> **STATED EXERCISE**
Copy all lines in which the word "Training" can be found.

■ ■ ■ ■ ■

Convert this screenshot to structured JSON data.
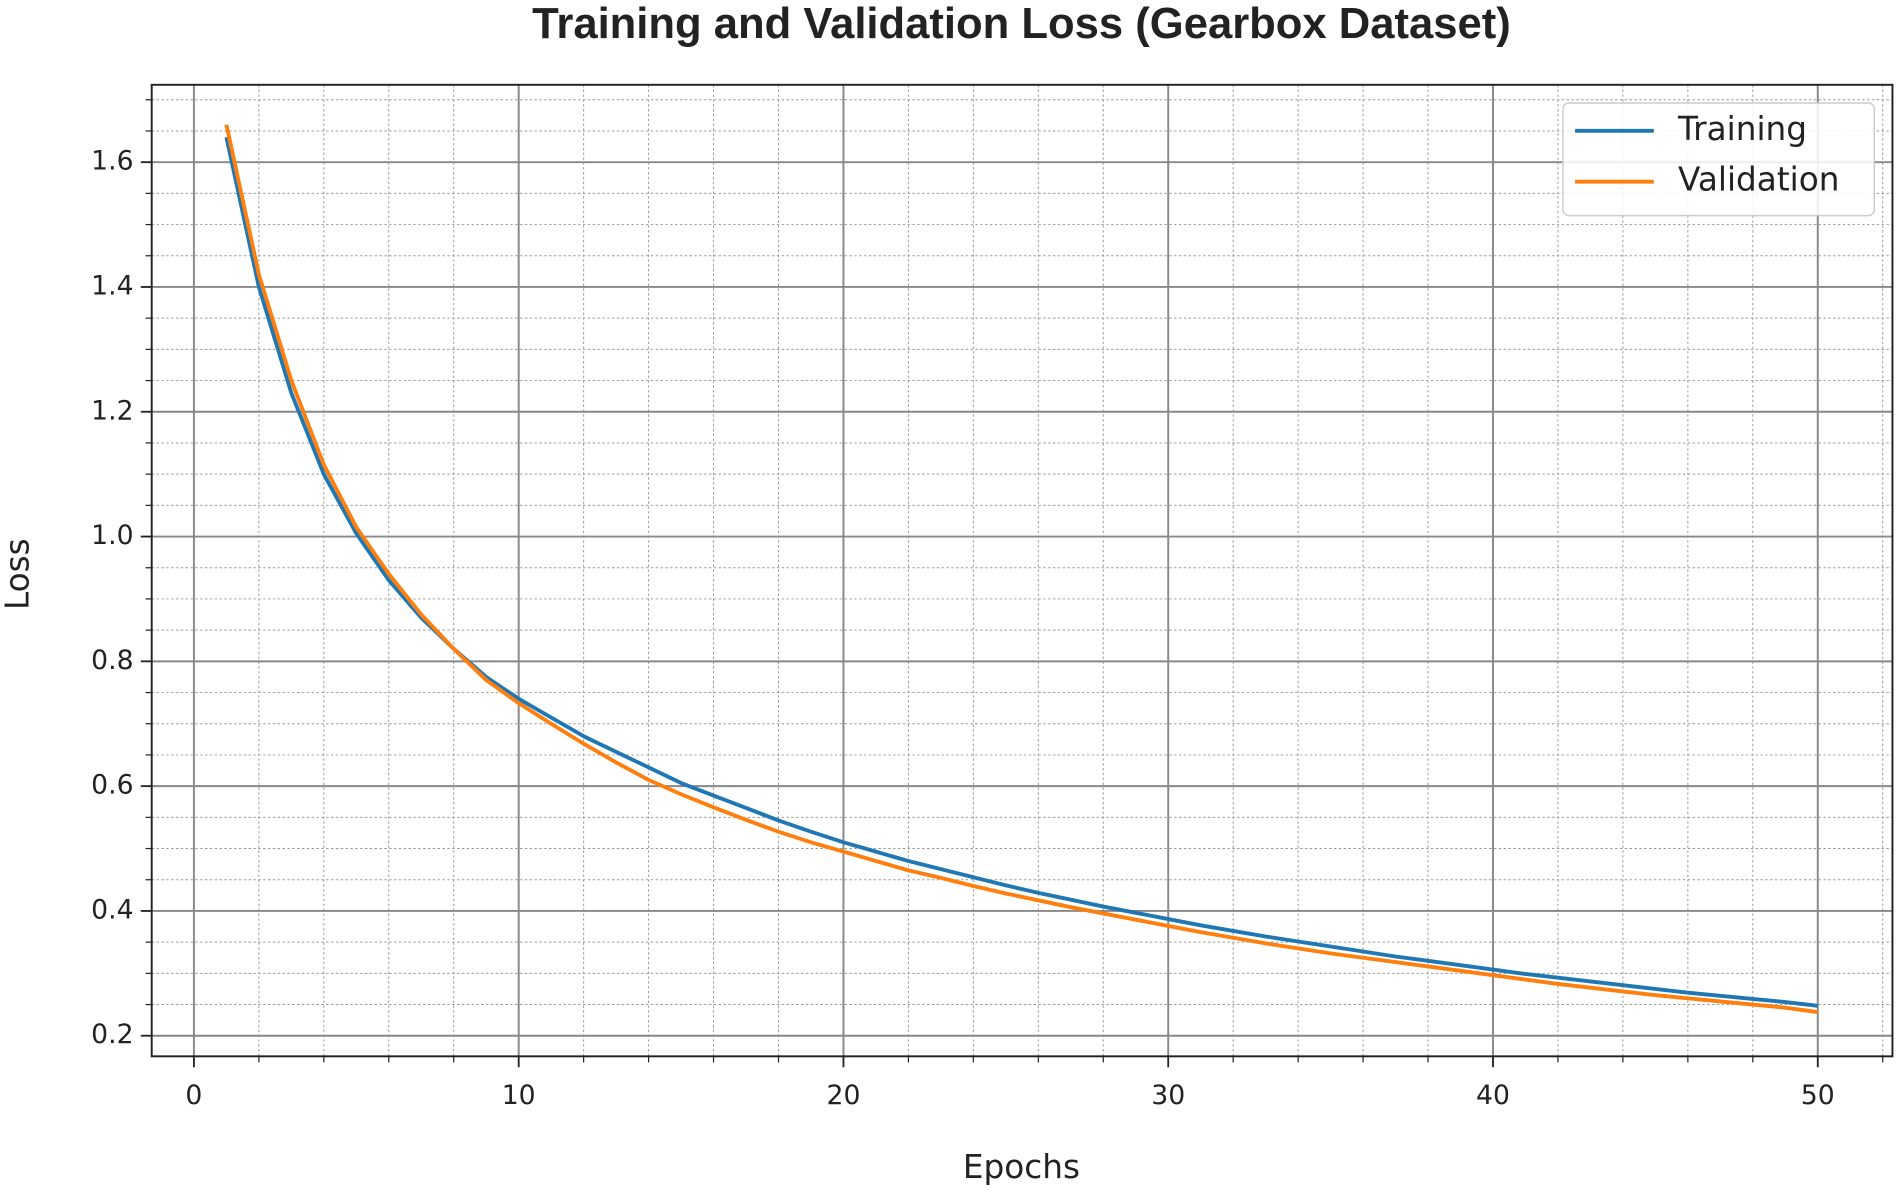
{
  "chart_data": {
    "type": "line",
    "title": "Training and Validation Loss (Gearbox Dataset)",
    "x_label": "Epochs",
    "y_label": "Loss",
    "x": [
      1,
      2,
      3,
      4,
      5,
      6,
      7,
      8,
      9,
      10,
      11,
      12,
      13,
      14,
      15,
      16,
      17,
      18,
      19,
      20,
      21,
      22,
      23,
      24,
      25,
      26,
      27,
      28,
      29,
      30,
      31,
      32,
      33,
      34,
      35,
      36,
      37,
      38,
      39,
      40,
      41,
      42,
      43,
      44,
      45,
      46,
      47,
      48,
      49,
      50
    ],
    "series": [
      {
        "name": "Training",
        "color": "#1f77b4",
        "values": [
          1.64,
          1.4,
          1.23,
          1.1,
          1.005,
          0.93,
          0.87,
          0.82,
          0.775,
          0.74,
          0.71,
          0.68,
          0.655,
          0.63,
          0.605,
          0.585,
          0.565,
          0.545,
          0.527,
          0.51,
          0.495,
          0.48,
          0.467,
          0.454,
          0.441,
          0.429,
          0.418,
          0.407,
          0.397,
          0.387,
          0.377,
          0.368,
          0.359,
          0.351,
          0.343,
          0.335,
          0.327,
          0.32,
          0.313,
          0.306,
          0.299,
          0.293,
          0.287,
          0.281,
          0.275,
          0.269,
          0.264,
          0.259,
          0.254,
          0.248
        ]
      },
      {
        "name": "Validation",
        "color": "#ff7f0e",
        "values": [
          1.66,
          1.42,
          1.25,
          1.115,
          1.015,
          0.94,
          0.875,
          0.82,
          0.77,
          0.733,
          0.7,
          0.668,
          0.638,
          0.61,
          0.587,
          0.566,
          0.546,
          0.527,
          0.51,
          0.495,
          0.48,
          0.465,
          0.453,
          0.44,
          0.428,
          0.417,
          0.406,
          0.396,
          0.386,
          0.376,
          0.366,
          0.357,
          0.348,
          0.34,
          0.332,
          0.325,
          0.318,
          0.311,
          0.304,
          0.297,
          0.29,
          0.283,
          0.277,
          0.271,
          0.265,
          0.26,
          0.255,
          0.25,
          0.245,
          0.238
        ]
      }
    ],
    "xlim": [
      -1.3,
      52.3
    ],
    "xticks": [
      0,
      10,
      20,
      30,
      40,
      50
    ],
    "ylim": [
      0.167,
      1.724
    ],
    "yticks": [
      0.2,
      0.4,
      0.6,
      0.8,
      {
        "value": 1.0,
        "label": "1.0"
      },
      1.2,
      1.4,
      1.6
    ],
    "grid": true,
    "minor_grid": true,
    "legend": "upper right"
  }
}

■ ■ ■ ■ ■

> **RESPONSE**
    "title": "Training and Validation Loss (Gearbox Dataset)",
        "name": "Training",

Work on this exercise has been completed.